* _STATED TASK_:
Copy all entries without alteration and skip the pictures they hold.
::: PROVIDED RECORDS
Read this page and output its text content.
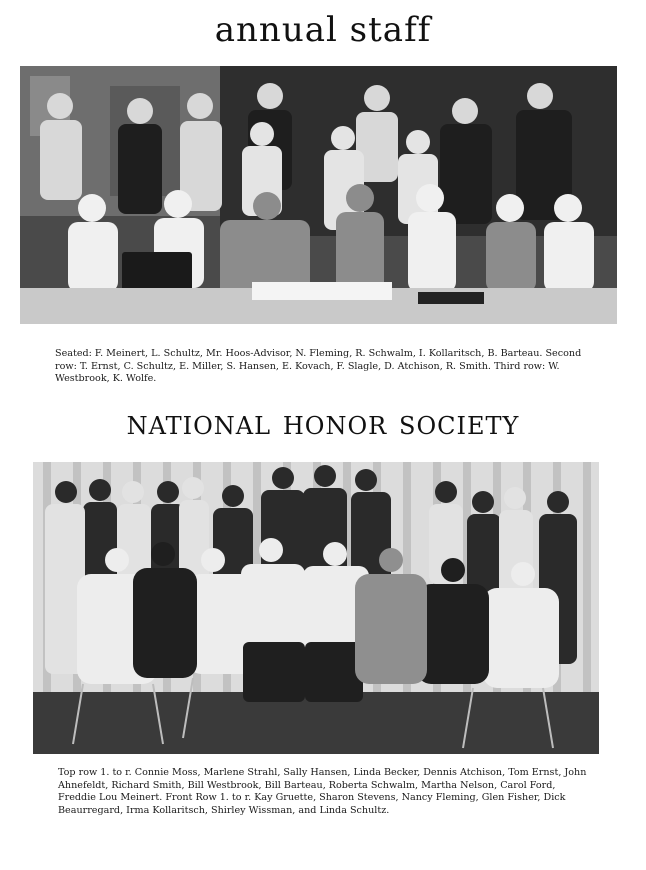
annual staff

Seated: F. Meinert, L. Schultz, Mr. Hoos-Advisor, N. Fleming, R. Schwalm, I. Kollaritsch, B. Barteau. Second row: T. Ernst, C. Schultz, E. Miller, S. Hansen, E. Kovach, F. Slagle, D. Atchison, R. Smith. Third row: W. Westbrook, K. Wolfe.

national honor society

Top row 1. to r. Connie Moss, Marlene Strahl, Sally Hansen, Linda Becker, Dennis Atchison, Tom Ernst, John Ahnefeldt, Richard Smith, Bill Westbrook, Bill Barteau, Roberta Schwalm, Martha Nelson, Carol Ford, Freddie Lou Meinert. Front Row 1. to r. Kay Gruette, Sharon Stevens, Nancy Fleming, Glen Fisher, Dick Beaurregard, Irma Kollaritsch, Shirley Wissman, and Linda Schultz.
::::::
* _CORRECT OUTPUT_:
Read this page and output its text content.
annual staff

Seated: F. Meinert, L. Schultz, Mr. Hoos-Advisor, N. Fleming, R. Schwalm, I. Kollaritsch, B. Barteau. Second row: T. Ernst, C. Schultz, E. Miller, S. Hansen, E. Kovach, F. Slagle, D. Atchison, R. Smith. Third row: W. Westbrook, K. Wolfe.

national honor society

Top row 1. to r. Connie Moss, Marlene Strahl, Sally Hansen, Linda Becker, Dennis Atchison, Tom Ernst, John Ahnefeldt, Richard Smith, Bill Westbrook, Bill Barteau, Roberta Schwalm, Martha Nelson, Carol Ford, Freddie Lou Meinert. Front Row 1. to r. Kay Gruette, Sharon Stevens, Nancy Fleming, Glen Fisher, Dick Beaurregard, Irma Kollaritsch, Shirley Wissman, and Linda Schultz.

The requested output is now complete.